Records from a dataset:
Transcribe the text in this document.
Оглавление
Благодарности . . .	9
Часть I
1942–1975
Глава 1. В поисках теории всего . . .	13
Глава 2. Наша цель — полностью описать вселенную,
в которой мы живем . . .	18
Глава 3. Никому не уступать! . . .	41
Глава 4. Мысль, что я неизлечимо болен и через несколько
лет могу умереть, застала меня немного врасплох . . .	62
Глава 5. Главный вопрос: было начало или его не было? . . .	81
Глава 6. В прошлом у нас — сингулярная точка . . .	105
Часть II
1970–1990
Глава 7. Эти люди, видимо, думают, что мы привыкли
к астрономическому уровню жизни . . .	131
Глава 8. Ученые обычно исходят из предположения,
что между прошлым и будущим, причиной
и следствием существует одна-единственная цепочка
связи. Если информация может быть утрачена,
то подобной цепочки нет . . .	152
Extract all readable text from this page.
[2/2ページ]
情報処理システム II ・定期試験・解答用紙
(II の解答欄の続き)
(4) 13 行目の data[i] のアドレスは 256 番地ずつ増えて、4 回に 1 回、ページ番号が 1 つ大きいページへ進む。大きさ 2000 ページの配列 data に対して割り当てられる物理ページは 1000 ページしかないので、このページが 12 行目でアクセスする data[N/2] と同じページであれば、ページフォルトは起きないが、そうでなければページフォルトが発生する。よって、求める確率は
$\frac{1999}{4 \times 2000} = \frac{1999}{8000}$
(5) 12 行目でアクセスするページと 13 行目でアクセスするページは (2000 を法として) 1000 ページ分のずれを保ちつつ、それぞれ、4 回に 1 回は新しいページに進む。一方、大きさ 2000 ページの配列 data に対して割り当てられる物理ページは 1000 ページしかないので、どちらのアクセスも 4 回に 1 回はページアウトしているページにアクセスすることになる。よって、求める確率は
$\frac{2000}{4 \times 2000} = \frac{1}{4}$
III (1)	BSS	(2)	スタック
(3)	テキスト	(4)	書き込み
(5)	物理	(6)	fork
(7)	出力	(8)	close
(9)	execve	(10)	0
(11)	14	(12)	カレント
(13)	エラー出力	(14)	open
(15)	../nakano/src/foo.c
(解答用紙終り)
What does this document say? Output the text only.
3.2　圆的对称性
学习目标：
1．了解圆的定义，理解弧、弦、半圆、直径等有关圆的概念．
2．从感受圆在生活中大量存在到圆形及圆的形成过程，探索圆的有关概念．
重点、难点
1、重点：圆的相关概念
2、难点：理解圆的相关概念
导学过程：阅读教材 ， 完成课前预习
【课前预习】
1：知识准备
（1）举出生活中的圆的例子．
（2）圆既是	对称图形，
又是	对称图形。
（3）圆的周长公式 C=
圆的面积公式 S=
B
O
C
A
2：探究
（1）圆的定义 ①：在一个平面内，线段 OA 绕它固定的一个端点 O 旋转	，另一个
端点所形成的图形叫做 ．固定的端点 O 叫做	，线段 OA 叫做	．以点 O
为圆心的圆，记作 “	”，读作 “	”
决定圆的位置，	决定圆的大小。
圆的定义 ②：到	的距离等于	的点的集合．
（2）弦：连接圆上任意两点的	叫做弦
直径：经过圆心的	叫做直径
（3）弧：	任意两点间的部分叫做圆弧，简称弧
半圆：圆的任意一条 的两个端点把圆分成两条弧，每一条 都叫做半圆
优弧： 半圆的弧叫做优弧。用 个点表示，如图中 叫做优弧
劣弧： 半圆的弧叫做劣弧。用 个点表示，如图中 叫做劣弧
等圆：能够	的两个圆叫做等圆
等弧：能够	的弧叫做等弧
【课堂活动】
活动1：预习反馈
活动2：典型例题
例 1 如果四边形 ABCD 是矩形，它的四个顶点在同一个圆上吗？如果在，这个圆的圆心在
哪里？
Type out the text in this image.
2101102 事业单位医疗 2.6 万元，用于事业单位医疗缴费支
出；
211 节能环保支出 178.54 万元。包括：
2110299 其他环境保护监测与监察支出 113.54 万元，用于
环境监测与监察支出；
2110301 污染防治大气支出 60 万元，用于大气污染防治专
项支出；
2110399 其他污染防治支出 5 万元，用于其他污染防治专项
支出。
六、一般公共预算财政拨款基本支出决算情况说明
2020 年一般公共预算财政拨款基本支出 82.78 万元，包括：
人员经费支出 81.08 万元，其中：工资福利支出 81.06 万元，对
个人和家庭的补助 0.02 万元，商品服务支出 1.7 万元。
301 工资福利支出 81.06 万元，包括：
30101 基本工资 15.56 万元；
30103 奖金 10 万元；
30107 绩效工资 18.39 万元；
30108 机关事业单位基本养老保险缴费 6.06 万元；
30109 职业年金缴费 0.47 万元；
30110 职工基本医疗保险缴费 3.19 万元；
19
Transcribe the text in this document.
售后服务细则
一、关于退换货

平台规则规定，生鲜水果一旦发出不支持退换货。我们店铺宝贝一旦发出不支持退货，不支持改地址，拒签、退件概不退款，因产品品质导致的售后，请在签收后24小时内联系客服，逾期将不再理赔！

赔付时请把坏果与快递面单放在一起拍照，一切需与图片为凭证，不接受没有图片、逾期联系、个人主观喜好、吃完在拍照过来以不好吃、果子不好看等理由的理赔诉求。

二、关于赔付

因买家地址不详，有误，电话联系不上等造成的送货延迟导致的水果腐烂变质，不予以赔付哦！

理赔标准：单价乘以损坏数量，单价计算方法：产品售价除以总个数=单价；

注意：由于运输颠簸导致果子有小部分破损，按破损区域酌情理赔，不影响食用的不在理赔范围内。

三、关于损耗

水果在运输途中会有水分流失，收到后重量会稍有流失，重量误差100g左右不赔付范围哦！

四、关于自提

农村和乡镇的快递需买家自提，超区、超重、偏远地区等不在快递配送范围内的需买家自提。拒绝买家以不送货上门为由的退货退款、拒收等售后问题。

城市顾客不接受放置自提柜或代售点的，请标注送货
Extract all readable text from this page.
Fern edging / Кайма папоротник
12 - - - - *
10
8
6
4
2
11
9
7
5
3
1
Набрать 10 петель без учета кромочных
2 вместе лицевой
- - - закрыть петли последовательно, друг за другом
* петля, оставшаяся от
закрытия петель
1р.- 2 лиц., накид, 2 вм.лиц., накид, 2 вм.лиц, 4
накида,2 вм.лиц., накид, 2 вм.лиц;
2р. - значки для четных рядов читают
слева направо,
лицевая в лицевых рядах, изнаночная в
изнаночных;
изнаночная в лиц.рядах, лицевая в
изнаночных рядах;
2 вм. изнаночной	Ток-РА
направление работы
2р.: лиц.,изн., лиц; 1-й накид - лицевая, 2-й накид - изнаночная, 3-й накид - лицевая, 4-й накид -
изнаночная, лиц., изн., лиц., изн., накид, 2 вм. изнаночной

- Task requirements
Copy out the full set of records precisely, leaving nothing out.

- Exercise answer
Transcribe the text in this document.
Оглавление
Благодарности . . .	9
Часть I
1942–1975
Глава 1. В поисках теории всего . . .	13
Глава 2. Наша цель — полностью описать вселенную,
в которой мы живем . . .	18
Глава 3. Никому не уступать! . . .	41
Глава 4. Мысль, что я неизлечимо болен и через несколько
лет могу умереть, застала меня немного врасплох . . .	62
Глава 5. Главный вопрос: было начало или его не было? . . .	81
Глава 6. В прошлом у нас — сингулярная точка . . .	105
Часть II
1970–1990
Глава 7. Эти люди, видимо, думают, что мы привыкли
к астрономическому уровню жизни . . .	131
Глава 8. Ученые обычно исходят из предположения,
что между прошлым и будущим, причиной
и следствием существует одна-единственная цепочка
связи. Если информация может быть утрачена,
то подобной цепочки нет . . .	152
Extract all readable text from this page.
[2/2ページ]
情報処理システム II ・定期試験・解答用紙
(II の解答欄の続き)
(4) 13 行目の data[i] のアドレスは 256 番地ずつ増えて、4 回に 1 回、ページ番号が 1 つ大きいページへ進む。大きさ 2000 ページの配列 data に対して割り当てられる物理ページは 1000 ページしかないので、このページが 12 行目でアクセスする data[N/2] と同じページであれば、ページフォルトは起きないが、そうでなければページフォルトが発生する。よって、求める確率は
$\frac{1999}{4 \times 2000} = \frac{1999}{8000}$
(5) 12 行目でアクセスするページと 13 行目でアクセスするページは (2000 を法として) 1000 ページ分のずれを保ちつつ、それぞれ、4 回に 1 回は新しいページに進む。一方、大きさ 2000 ページの配列 data に対して割り当てられる物理ページは 1000 ページしかないので、どちらのアクセスも 4 回に 1 回はページアウトしているページにアクセスすることになる。よって、求める確率は
$\frac{2000}{4 \times 2000} = \frac{1}{4}$
III (1)	BSS	(2)	スタック
(3)	テキスト	(4)	書き込み
(5)	物理	(6)	fork
(7)	出力	(8)	close
(9)	execve	(10)	0
(11)	14	(12)	カレント
(13)	エラー出力	(14)	open
(15)	../nakano/src/foo.c
(解答用紙終り)
What does this document say? Output the text only.
3.2　圆的对称性
学习目标：
1．了解圆的定义，理解弧、弦、半圆、直径等有关圆的概念．
2．从感受圆在生活中大量存在到圆形及圆的形成过程，探索圆的有关概念．
重点、难点
1、重点：圆的相关概念
2、难点：理解圆的相关概念
导学过程：阅读教材 ， 完成课前预习
【课前预习】
1：知识准备
（1）举出生活中的圆的例子．
（2）圆既是	对称图形，
又是	对称图形。
（3）圆的周长公式 C=
圆的面积公式 S=
B
O
C
A
2：探究
（1）圆的定义 ①：在一个平面内，线段 OA 绕它固定的一个端点 O 旋转	，另一个
端点所形成的图形叫做 ．固定的端点 O 叫做	，线段 OA 叫做	．以点 O
为圆心的圆，记作 “	”，读作 “	”
决定圆的位置，	决定圆的大小。
圆的定义 ②：到	的距离等于	的点的集合．
（2）弦：连接圆上任意两点的	叫做弦
直径：经过圆心的	叫做直径
（3）弧：	任意两点间的部分叫做圆弧，简称弧
半圆：圆的任意一条 的两个端点把圆分成两条弧，每一条 都叫做半圆
优弧： 半圆的弧叫做优弧。用 个点表示，如图中 叫做优弧
劣弧： 半圆的弧叫做劣弧。用 个点表示，如图中 叫做劣弧
等圆：能够	的两个圆叫做等圆
等弧：能够	的弧叫做等弧
【课堂活动】
活动1：预习反馈
活动2：典型例题
例 1 如果四边形 ABCD 是矩形，它的四个顶点在同一个圆上吗？如果在，这个圆的圆心在
哪里？
Type out the text in this image.
2101102 事业单位医疗 2.6 万元，用于事业单位医疗缴费支
出；
211 节能环保支出 178.54 万元。包括：
2110299 其他环境保护监测与监察支出 113.54 万元，用于
环境监测与监察支出；
2110301 污染防治大气支出 60 万元，用于大气污染防治专
项支出；
2110399 其他污染防治支出 5 万元，用于其他污染防治专项
支出。
六、一般公共预算财政拨款基本支出决算情况说明
2020 年一般公共预算财政拨款基本支出 82.78 万元，包括：
人员经费支出 81.08 万元，其中：工资福利支出 81.06 万元，对
个人和家庭的补助 0.02 万元，商品服务支出 1.7 万元。
301 工资福利支出 81.06 万元，包括：
30101 基本工资 15.56 万元；
30103 奖金 10 万元；
30107 绩效工资 18.39 万元；
30108 机关事业单位基本养老保险缴费 6.06 万元；
30109 职业年金缴费 0.47 万元；
30110 职工基本医疗保险缴费 3.19 万元；
19
Transcribe the text in this document.
售后服务细则
一、关于退换货

平台规则规定，生鲜水果一旦发出不支持退换货。我们店铺宝贝一旦发出不支持退货，不支持改地址，拒签、退件概不退款，因产品品质导致的售后，请在签收后24小时内联系客服，逾期将不再理赔！

赔付时请把坏果与快递面单放在一起拍照，一切需与图片为凭证，不接受没有图片、逾期联系、个人主观喜好、吃完在拍照过来以不好吃、果子不好看等理由的理赔诉求。

二、关于赔付

因买家地址不详，有误，电话联系不上等造成的送货延迟导致的水果腐烂变质，不予以赔付哦！

理赔标准：单价乘以损坏数量，单价计算方法：产品售价除以总个数=单价；

注意：由于运输颠簸导致果子有小部分破损，按破损区域酌情理赔，不影响食用的不在理赔范围内。

三、关于损耗

水果在运输途中会有水分流失，收到后重量会稍有流失，重量误差100g左右不赔付范围哦！

四、关于自提

农村和乡镇的快递需买家自提，超区、超重、偏远地区等不在快递配送范围内的需买家自提。拒绝买家以不送货上门为由的退货退款、拒收等售后问题。

城市顾客不接受放置自提柜或代售点的，请标注送货
Extract all readable text from this page.
Fern edging / Кайма папоротник
12 - - - - *
10
8
6
4
2
11
9
7
5
3
1
Набрать 10 петель без учета кромочных
2 вместе лицевой
- - - закрыть петли последовательно, друг за другом
* петля, оставшаяся от
закрытия петель
1р.- 2 лиц., накид, 2 вм.лиц., накид, 2 вм.лиц, 4
накида,2 вм.лиц., накид, 2 вм.лиц;
2р. - значки для четных рядов читают
слева направо,
лицевая в лицевых рядах, изнаночная в
изнаночных;
изнаночная в лиц.рядах, лицевая в
изнаночных рядах;
2 вм. изнаночной	Ток-РА
направление работы
2р.: лиц.,изн., лиц; 1-й накид - лицевая, 2-й накид - изнаночная, 3-й накид - лицевая, 4-й накид -
изнаночная, лиц., изн., лиц., изн., накид, 2 вм. изнаночной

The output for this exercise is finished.